Instructions for the task:
Copy out each line exactly; pictures stay out of the copy.

--- begin ---

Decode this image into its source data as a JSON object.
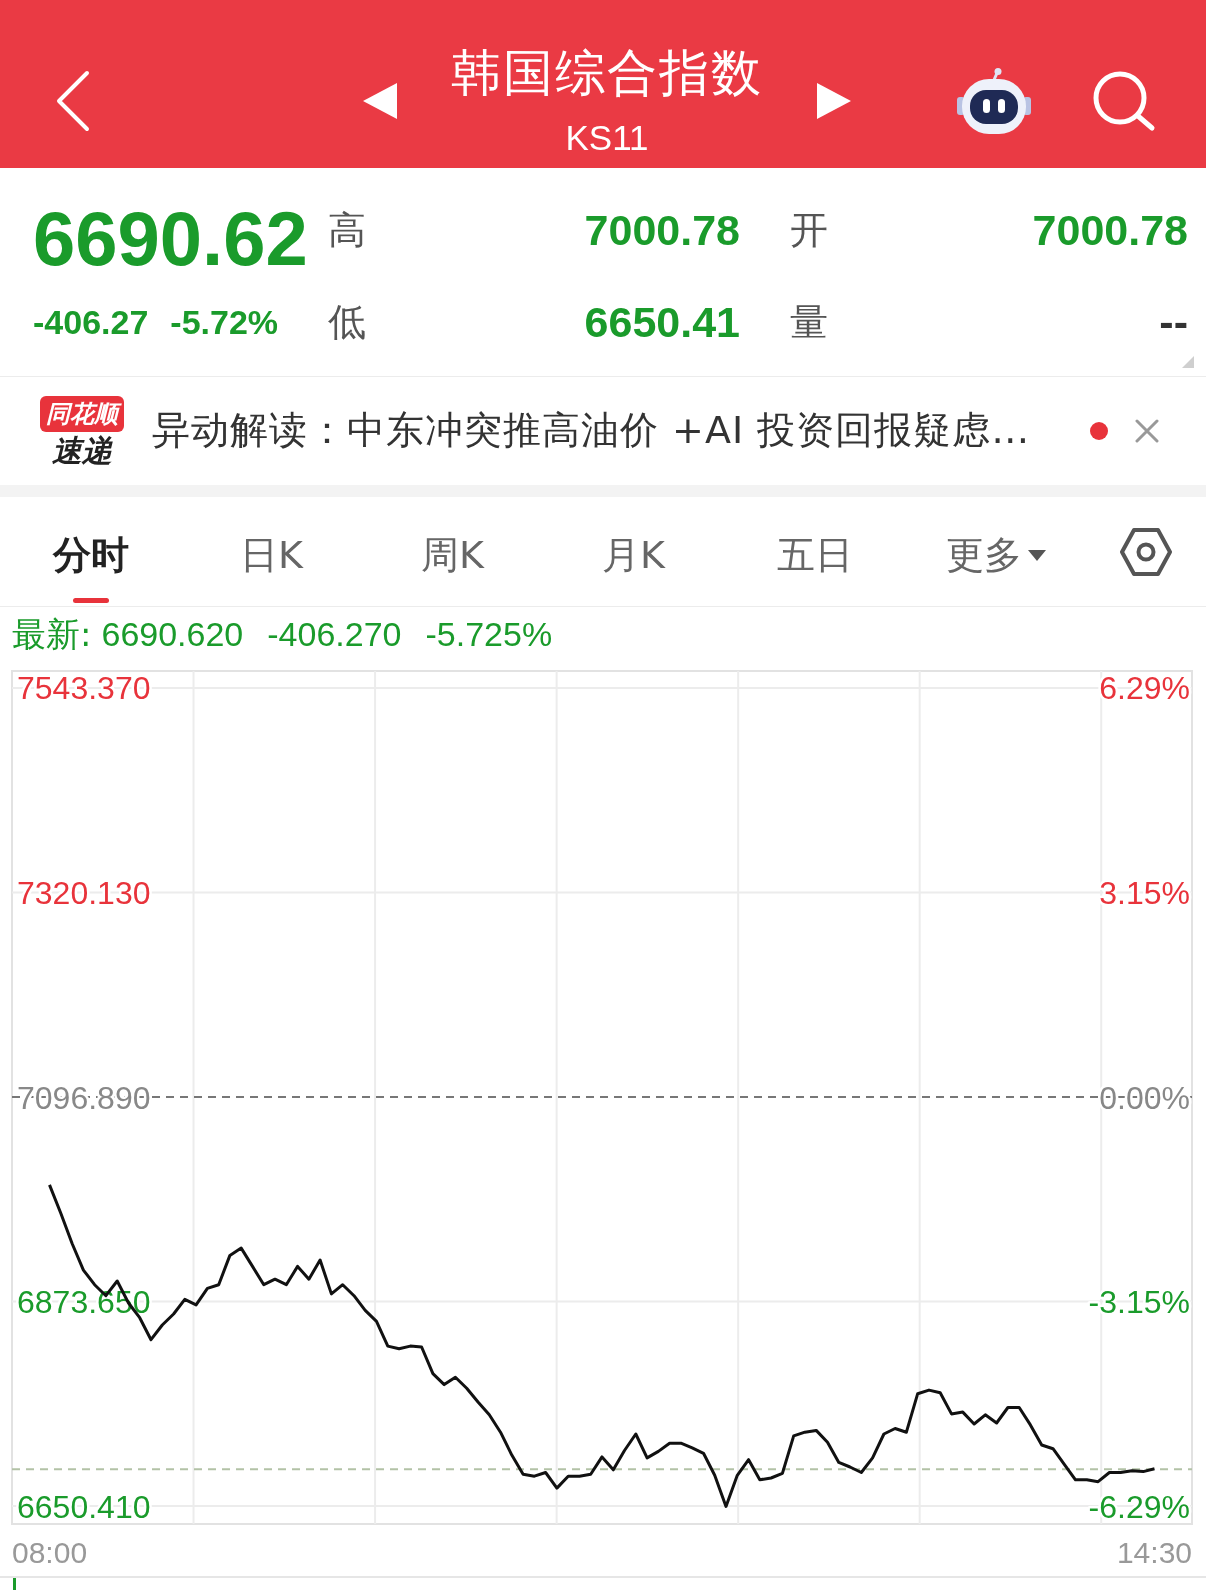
{
  "header": {
    "title": "韩国综合指数",
    "code": "KS11"
  },
  "quote": {
    "price": "6690.62",
    "change": "-406.27",
    "change_pct": "-5.72%",
    "stats": [
      {
        "label": "高",
        "value": "7000.78",
        "color": "#1a9b2b"
      },
      {
        "label": "开",
        "value": "7000.78",
        "color": "#1a9b2b"
      },
      {
        "label": "低",
        "value": "6650.41",
        "color": "#1a9b2b"
      },
      {
        "label": "量",
        "value": "--",
        "color": "#333333"
      }
    ]
  },
  "news": {
    "logo_top": "同花顺",
    "logo_bottom": "速递",
    "text": "异动解读：中东冲突推高油价 +AI 投资回报疑虑…",
    "unread": true
  },
  "tabs": [
    {
      "label": "分时",
      "kind": "tab",
      "selected": true
    },
    {
      "label": "日K",
      "kind": "tab",
      "selected": false
    },
    {
      "label": "周K",
      "kind": "tab",
      "selected": false
    },
    {
      "label": "月K",
      "kind": "tab",
      "selected": false
    },
    {
      "label": "五日",
      "kind": "tab",
      "selected": false
    },
    {
      "label": "更多",
      "kind": "dropdown",
      "selected": false
    }
  ],
  "latest": {
    "label": "最新:",
    "price": "6690.620",
    "change": "-406.270",
    "change_pct": "-5.725%"
  },
  "chart": {
    "percent_labels": [
      "6.29%",
      "3.15%",
      "0.00%",
      "-3.15%",
      "-6.29%"
    ],
    "chart_data": {
      "type": "line",
      "categories": [
        "08:00",
        null,
        null,
        null,
        null,
        null,
        null,
        null,
        null,
        null,
        null,
        null,
        null,
        null,
        null,
        null,
        null,
        null,
        null,
        null,
        null,
        null,
        null,
        null,
        null,
        null,
        null,
        null,
        null,
        null,
        null,
        null,
        null,
        null,
        null,
        null,
        null,
        null,
        null,
        null,
        null,
        null,
        null,
        null,
        null,
        null,
        null,
        null,
        null,
        null,
        null,
        null,
        null,
        null,
        null,
        null,
        null,
        null,
        null,
        null,
        null,
        null,
        null,
        null,
        null,
        null,
        null,
        null,
        null,
        null,
        null,
        null,
        null,
        null,
        null,
        null,
        null,
        null,
        null,
        null,
        null,
        null,
        null,
        null,
        null,
        null,
        null,
        null,
        null,
        null,
        null,
        null,
        null,
        null,
        null,
        null,
        null,
        null,
        "14:30"
      ],
      "series": [
        {
          "color": "#111111",
          "values": [
            7001,
            6970,
            6937,
            6908,
            6892,
            6880,
            6896,
            6872,
            6856,
            6832,
            6848,
            6860,
            6876,
            6870,
            6888,
            6892,
            6924,
            6932,
            6912,
            6892,
            6898,
            6892,
            6912,
            6898,
            6919,
            6882,
            6892,
            6880,
            6864,
            6852,
            6825,
            6822,
            6825,
            6824,
            6795,
            6783,
            6791,
            6779,
            6764,
            6750,
            6731,
            6706,
            6685,
            6683,
            6687,
            6670,
            6683,
            6683,
            6685,
            6704,
            6690,
            6711,
            6729,
            6703,
            6710,
            6719,
            6719,
            6714,
            6708,
            6684,
            6650,
            6684,
            6701,
            6679,
            6681,
            6686,
            6727,
            6731,
            6733,
            6720,
            6698,
            6693,
            6687,
            6703,
            6729,
            6735,
            6731,
            6773,
            6777,
            6774,
            6751,
            6753,
            6740,
            6750,
            6741,
            6758,
            6758,
            6739,
            6717,
            6713,
            6696,
            6679,
            6679,
            6677,
            6687,
            6687,
            6689,
            6688,
            6691
          ]
        }
      ],
      "ylim": [
        6630.8,
        7561.9
      ],
      "yticks": [
        {
          "value": 7543.37,
          "label": "7543.370"
        },
        {
          "value": 7320.13,
          "label": "7320.130"
        },
        {
          "value": 7096.89,
          "label": "7096.890"
        },
        {
          "value": 6873.65,
          "label": "6873.650"
        },
        {
          "value": 6650.41,
          "label": "6650.410"
        }
      ],
      "grid": true,
      "ref_lines": [
        {
          "axis": "y",
          "value": 7096.89,
          "color": "#777777"
        },
        {
          "axis": "y",
          "value": 6690.62,
          "color": "#b3c2a6"
        }
      ]
    }
  }
}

--- end ---

Solution to this task:
Decode this image into its source data as a JSON object.
{
  "header": {
    "title": "韩国综合指数",
    "code": "KS11"
  },
  "quote": {
    "price": "6690.62",
    "change": "-406.27",
    "change_pct": "-5.72%",
    "stats": [
      {
        "label": "高",
        "value": "7000.78",
        "color": "#1a9b2b"
      },
      {
        "label": "开",
        "value": "7000.78",
        "color": "#1a9b2b"
      },
      {
        "label": "低",
        "value": "6650.41",
        "color": "#1a9b2b"
      },
      {
        "label": "量",
        "value": "--",
        "color": "#333333"
      }
    ]
  },
  "news": {
    "logo_top": "同花顺",
    "logo_bottom": "速递",
    "text": "异动解读：中东冲突推高油价 +AI 投资回报疑虑…",
    "unread": true
  },
  "tabs": [
    {
      "label": "分时",
      "kind": "tab",
      "selected": true
    },
    {
      "label": "日K",
      "kind": "tab",
      "selected": false
    },
    {
      "label": "周K",
      "kind": "tab",
      "selected": false
    },
    {
      "label": "月K",
      "kind": "tab",
      "selected": false
    },
    {
      "label": "五日",
      "kind": "tab",
      "selected": false
    },
    {
      "label": "更多",
      "kind": "dropdown",
      "selected": false
    }
  ],
  "latest": {
    "label": "最新:",
    "price": "6690.620",
    "change": "-406.270",
    "change_pct": "-5.725%"
  },
  "chart": {
    "percent_labels": [
      "6.29%",
      "3.15%",
      "0.00%",
      "-3.15%",
      "-6.29%"
    ],
    "chart_data": {
      "type": "line",
      "categories": [
        "08:00",
        null,
        null,
        null,
        null,
        null,
        null,
        null,
        null,
        null,
        null,
        null,
        null,
        null,
        null,
        null,
        null,
        null,
        null,
        null,
        null,
        null,
        null,
        null,
        null,
        null,
        null,
        null,
        null,
        null,
        null,
        null,
        null,
        null,
        null,
        null,
        null,
        null,
        null,
        null,
        null,
        null,
        null,
        null,
        null,
        null,
        null,
        null,
        null,
        null,
        null,
        null,
        null,
        null,
        null,
        null,
        null,
        null,
        null,
        null,
        null,
        null,
        null,
        null,
        null,
        null,
        null,
        null,
        null,
        null,
        null,
        null,
        null,
        null,
        null,
        null,
        null,
        null,
        null,
        null,
        null,
        null,
        null,
        null,
        null,
        null,
        null,
        null,
        null,
        null,
        null,
        null,
        null,
        null,
        null,
        null,
        null,
        null,
        "14:30"
      ],
      "series": [
        {
          "color": "#111111",
          "values": [
            7001,
            6970,
            6937,
            6908,
            6892,
            6880,
            6896,
            6872,
            6856,
            6832,
            6848,
            6860,
            6876,
            6870,
            6888,
            6892,
            6924,
            6932,
            6912,
            6892,
            6898,
            6892,
            6912,
            6898,
            6919,
            6882,
            6892,
            6880,
            6864,
            6852,
            6825,
            6822,
            6825,
            6824,
            6795,
            6783,
            6791,
            6779,
            6764,
            6750,
            6731,
            6706,
            6685,
            6683,
            6687,
            6670,
            6683,
            6683,
            6685,
            6704,
            6690,
            6711,
            6729,
            6703,
            6710,
            6719,
            6719,
            6714,
            6708,
            6684,
            6650,
            6684,
            6701,
            6679,
            6681,
            6686,
            6727,
            6731,
            6733,
            6720,
            6698,
            6693,
            6687,
            6703,
            6729,
            6735,
            6731,
            6773,
            6777,
            6774,
            6751,
            6753,
            6740,
            6750,
            6741,
            6758,
            6758,
            6739,
            6717,
            6713,
            6696,
            6679,
            6679,
            6677,
            6687,
            6687,
            6689,
            6688,
            6691
          ]
        }
      ],
      "ylim": [
        6630.8,
        7561.9
      ],
      "yticks": [
        {
          "value": 7543.37,
          "label": "7543.370"
        },
        {
          "value": 7320.13,
          "label": "7320.130"
        },
        {
          "value": 7096.89,
          "label": "7096.890"
        },
        {
          "value": 6873.65,
          "label": "6873.650"
        },
        {
          "value": 6650.41,
          "label": "6650.410"
        }
      ],
      "grid": true,
      "ref_lines": [
        {
          "axis": "y",
          "value": 7096.89,
          "color": "#777777"
        },
        {
          "axis": "y",
          "value": 6690.62,
          "color": "#b3c2a6"
        }
      ]
    }
  }
}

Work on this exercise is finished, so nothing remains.